**Task brief**
Copy all lines below that use the word "CAPICE".

--*--

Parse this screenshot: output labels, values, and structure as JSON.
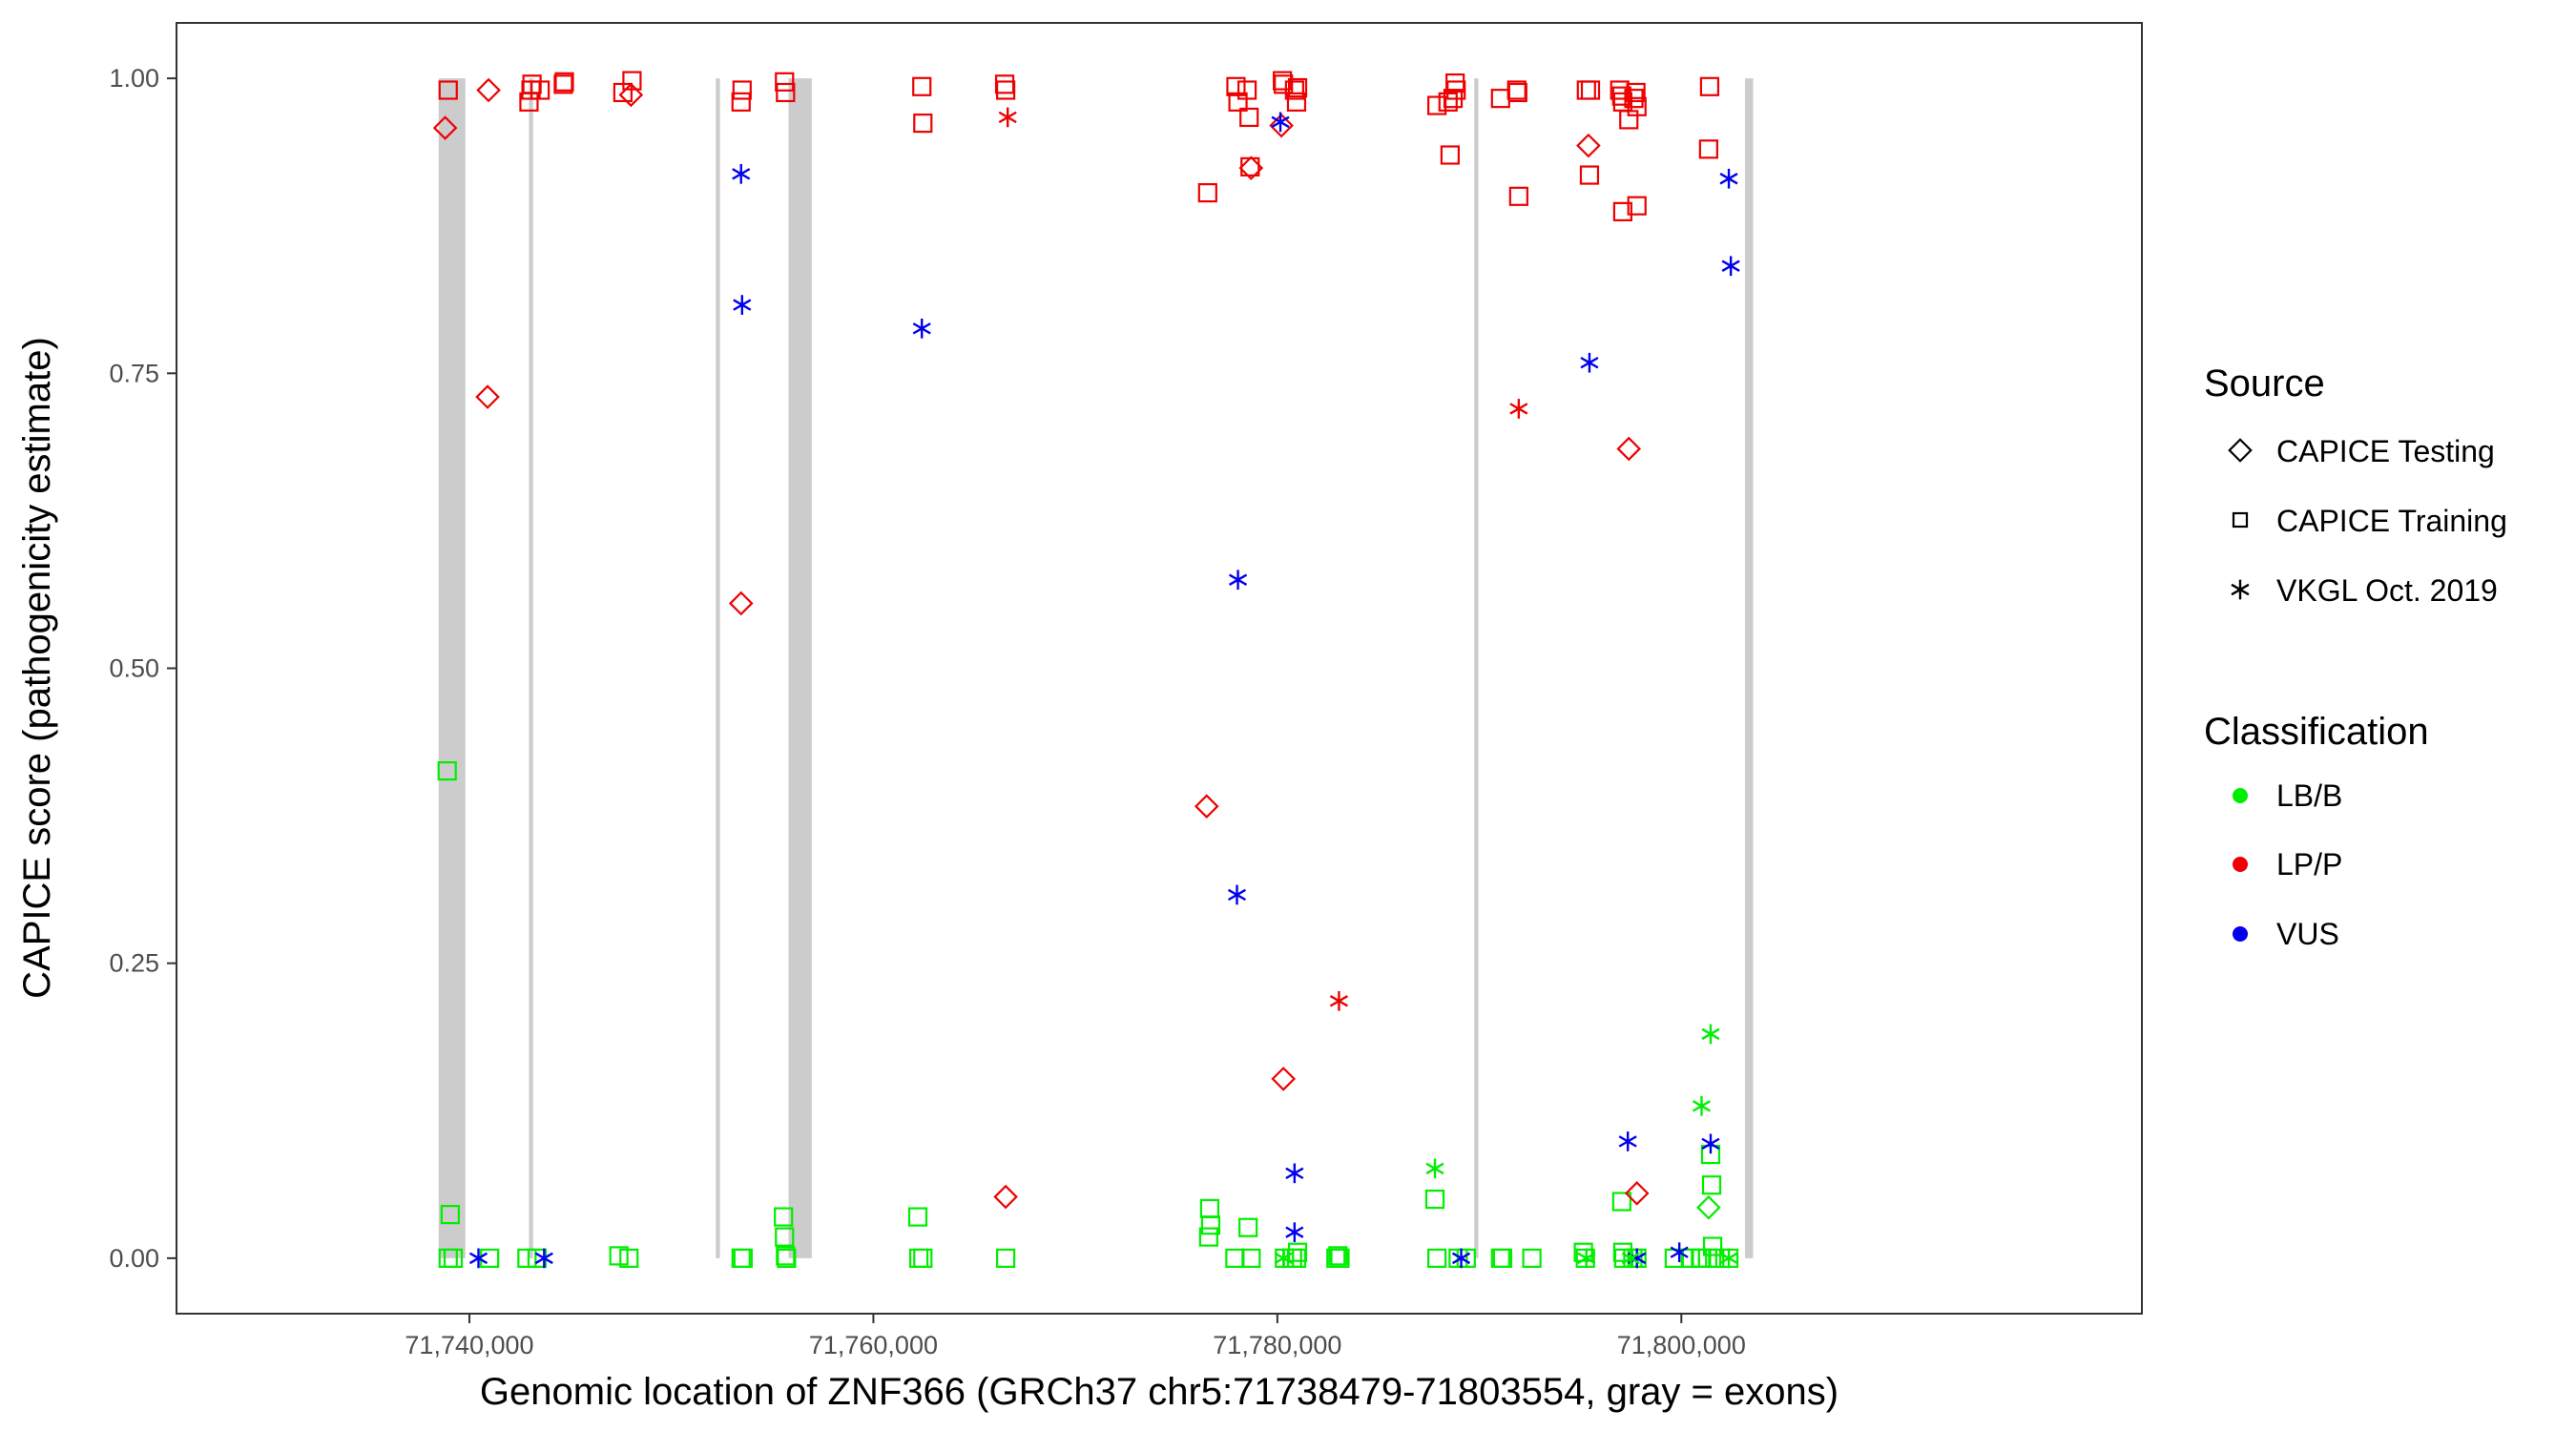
{
  "chart_data": {
    "type": "scatter",
    "title": "",
    "xlabel": "Genomic location of ZNF366 (GRCh37 chr5:71738479-71803554, gray = exons)",
    "ylabel": "CAPICE score (pathogenicity estimate)",
    "xlim": [
      71725500,
      71822800
    ],
    "ylim": [
      -0.047,
      1.047
    ],
    "x_ticks": [
      71740000,
      71760000,
      71780000,
      71800000
    ],
    "x_tick_labels": [
      "71,740,000",
      "71,760,000",
      "71,780,000",
      "71,800,000"
    ],
    "y_ticks": [
      0,
      0.25,
      0.5,
      0.75,
      1.0
    ],
    "y_tick_labels": [
      "0.00",
      "0.25",
      "0.50",
      "0.75",
      "1.00"
    ],
    "grid": false,
    "exons": [
      [
        71738479,
        71739800
      ],
      [
        71742950,
        71743150
      ],
      [
        71752200,
        71752400
      ],
      [
        71755800,
        71756950
      ],
      [
        71789750,
        71789950
      ],
      [
        71803150,
        71803554
      ]
    ],
    "legend_position": "right",
    "legend": {
      "source_title": "Source",
      "source_items": [
        {
          "label": "CAPICE Testing",
          "shape": "diamond"
        },
        {
          "label": "CAPICE Training",
          "shape": "square"
        },
        {
          "label": "VKGL Oct. 2019",
          "shape": "asterisk"
        }
      ],
      "class_title": "Classification",
      "class_items": [
        {
          "label": "LB/B",
          "color": "#00ee00"
        },
        {
          "label": "LP/P",
          "color": "#ee0000"
        },
        {
          "label": "VUS",
          "color": "#0000ee"
        }
      ]
    },
    "series": [
      {
        "source": "CAPICE Training",
        "classification": "LP/P",
        "shape": "square",
        "color": "#ee0000",
        "points": [
          [
            71738950,
            0.99
          ],
          [
            71742950,
            0.98
          ],
          [
            71743050,
            0.99
          ],
          [
            71743100,
            0.995
          ],
          [
            71743500,
            0.99
          ],
          [
            71744650,
            0.995
          ],
          [
            71744700,
            0.997
          ],
          [
            71747600,
            0.988
          ],
          [
            71748050,
            0.998
          ],
          [
            71753450,
            0.98
          ],
          [
            71753500,
            0.99
          ],
          [
            71755600,
            0.997
          ],
          [
            71755650,
            0.988
          ],
          [
            71762400,
            0.993
          ],
          [
            71762450,
            0.962
          ],
          [
            71766500,
            0.995
          ],
          [
            71766550,
            0.99
          ],
          [
            71776550,
            0.903
          ],
          [
            71777950,
            0.993
          ],
          [
            71778050,
            0.98
          ],
          [
            71778500,
            0.99
          ],
          [
            71778600,
            0.967
          ],
          [
            71778650,
            0.925
          ],
          [
            71780250,
            0.998
          ],
          [
            71780300,
            0.995
          ],
          [
            71780850,
            0.99
          ],
          [
            71780950,
            0.98
          ],
          [
            71781000,
            0.992
          ],
          [
            71787900,
            0.977
          ],
          [
            71788450,
            0.98
          ],
          [
            71788550,
            0.935
          ],
          [
            71788700,
            0.983
          ],
          [
            71788800,
            0.996
          ],
          [
            71788850,
            0.99
          ],
          [
            71791050,
            0.983
          ],
          [
            71791850,
            0.99
          ],
          [
            71791900,
            0.988
          ],
          [
            71791950,
            0.9
          ],
          [
            71795300,
            0.99
          ],
          [
            71795450,
            0.918
          ],
          [
            71795500,
            0.99
          ],
          [
            71796950,
            0.99
          ],
          [
            71797050,
            0.985
          ],
          [
            71797100,
            0.98
          ],
          [
            71797100,
            0.887
          ],
          [
            71797400,
            0.965
          ],
          [
            71797650,
            0.983
          ],
          [
            71797750,
            0.988
          ],
          [
            71797800,
            0.976
          ],
          [
            71797800,
            0.892
          ],
          [
            71801350,
            0.94
          ],
          [
            71801400,
            0.993
          ]
        ]
      },
      {
        "source": "CAPICE Training",
        "classification": "LB/B",
        "shape": "square",
        "color": "#00ee00",
        "points": [
          [
            71738900,
            0.413
          ],
          [
            71739050,
            0.037
          ],
          [
            71738950,
            0.0
          ],
          [
            71739200,
            0.0
          ],
          [
            71741000,
            0.0
          ],
          [
            71742850,
            0.0
          ],
          [
            71743350,
            0.0
          ],
          [
            71747400,
            0.002
          ],
          [
            71747900,
            0.0
          ],
          [
            71753450,
            0.0
          ],
          [
            71753550,
            0.0
          ],
          [
            71755550,
            0.035
          ],
          [
            71755600,
            0.018
          ],
          [
            71755650,
            0.002
          ],
          [
            71755700,
            0.0
          ],
          [
            71762200,
            0.035
          ],
          [
            71762250,
            0.0
          ],
          [
            71762450,
            0.0
          ],
          [
            71766550,
            0.0
          ],
          [
            71776650,
            0.042
          ],
          [
            71776700,
            0.028
          ],
          [
            71776600,
            0.018
          ],
          [
            71777900,
            0.0
          ],
          [
            71778550,
            0.026
          ],
          [
            71778700,
            0.0
          ],
          [
            71780350,
            0.0
          ],
          [
            71780750,
            0.0
          ],
          [
            71780950,
            0.0
          ],
          [
            71781000,
            0.005
          ],
          [
            71782900,
            0.0
          ],
          [
            71783000,
            0.002
          ],
          [
            71783100,
            0.0
          ],
          [
            71787800,
            0.05
          ],
          [
            71787900,
            0.0
          ],
          [
            71788950,
            0.0
          ],
          [
            71789350,
            0.0
          ],
          [
            71791050,
            0.0
          ],
          [
            71791150,
            0.0
          ],
          [
            71792600,
            0.0
          ],
          [
            71795150,
            0.005
          ],
          [
            71795250,
            0.0
          ],
          [
            71797050,
            0.048
          ],
          [
            71797100,
            0.005
          ],
          [
            71797150,
            0.0
          ],
          [
            71797600,
            0.0
          ],
          [
            71797800,
            0.0
          ],
          [
            71799650,
            0.0
          ],
          [
            71800450,
            0.0
          ],
          [
            71800950,
            0.0
          ],
          [
            71801000,
            0.0
          ],
          [
            71801300,
            0.0
          ],
          [
            71801450,
            0.088
          ],
          [
            71801500,
            0.062
          ],
          [
            71801550,
            0.01
          ],
          [
            71801650,
            0.0
          ],
          [
            71802350,
            0.0
          ]
        ]
      },
      {
        "source": "CAPICE Testing",
        "classification": "LP/P",
        "shape": "diamond",
        "color": "#ee0000",
        "points": [
          [
            71738800,
            0.958
          ],
          [
            71740950,
            0.99
          ],
          [
            71740900,
            0.73
          ],
          [
            71748000,
            0.986
          ],
          [
            71753450,
            0.555
          ],
          [
            71766550,
            0.052
          ],
          [
            71776500,
            0.383
          ],
          [
            71778700,
            0.924
          ],
          [
            71780200,
            0.96
          ],
          [
            71780300,
            0.152
          ],
          [
            71795400,
            0.943
          ],
          [
            71797400,
            0.686
          ],
          [
            71797800,
            0.055
          ]
        ]
      },
      {
        "source": "CAPICE Testing",
        "classification": "LB/B",
        "shape": "diamond",
        "color": "#00ee00",
        "points": [
          [
            71801350,
            0.043
          ]
        ]
      },
      {
        "source": "VKGL Oct. 2019",
        "classification": "LP/P",
        "shape": "asterisk",
        "color": "#ee0000",
        "points": [
          [
            71766650,
            0.967
          ],
          [
            71783050,
            0.218
          ],
          [
            71791950,
            0.72
          ]
        ]
      },
      {
        "source": "VKGL Oct. 2019",
        "classification": "VUS",
        "shape": "asterisk",
        "color": "#0000ee",
        "points": [
          [
            71740450,
            0.0
          ],
          [
            71743700,
            0.0
          ],
          [
            71753450,
            0.919
          ],
          [
            71753500,
            0.808
          ],
          [
            71762400,
            0.788
          ],
          [
            71778050,
            0.575
          ],
          [
            71778000,
            0.308
          ],
          [
            71780150,
            0.963
          ],
          [
            71780850,
            0.072
          ],
          [
            71780850,
            0.022
          ],
          [
            71789100,
            0.0
          ],
          [
            71795450,
            0.759
          ],
          [
            71797350,
            0.099
          ],
          [
            71797800,
            0.0
          ],
          [
            71799900,
            0.005
          ],
          [
            71801450,
            0.097
          ],
          [
            71802350,
            0.915
          ],
          [
            71802450,
            0.841
          ]
        ]
      },
      {
        "source": "VKGL Oct. 2019",
        "classification": "LB/B",
        "shape": "asterisk",
        "color": "#00ee00",
        "points": [
          [
            71780300,
            0.0
          ],
          [
            71787800,
            0.076
          ],
          [
            71795300,
            0.0
          ],
          [
            71797500,
            0.0
          ],
          [
            71801000,
            0.129
          ],
          [
            71801450,
            0.19
          ],
          [
            71802350,
            0.0
          ]
        ]
      }
    ]
  }
}
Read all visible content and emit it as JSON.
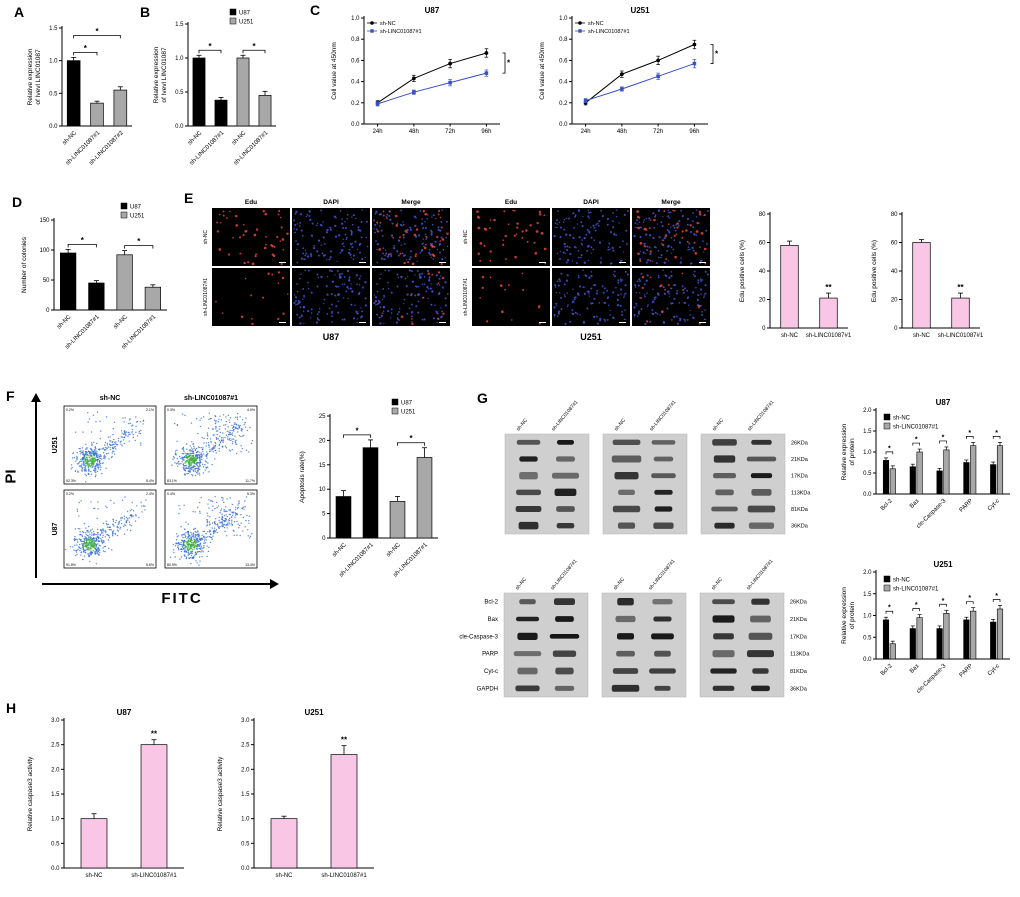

--*--

**The completed task**
    "ylabel": "CAPICE score (pathogenicity estimate)",
          "label": "CAPICE Testing",
          "label": "CAPICE Training",
        "source": "CAPICE Training",
        "source": "CAPICE Training",
        "source": "CAPICE Testing",
        "source": "CAPICE Testing",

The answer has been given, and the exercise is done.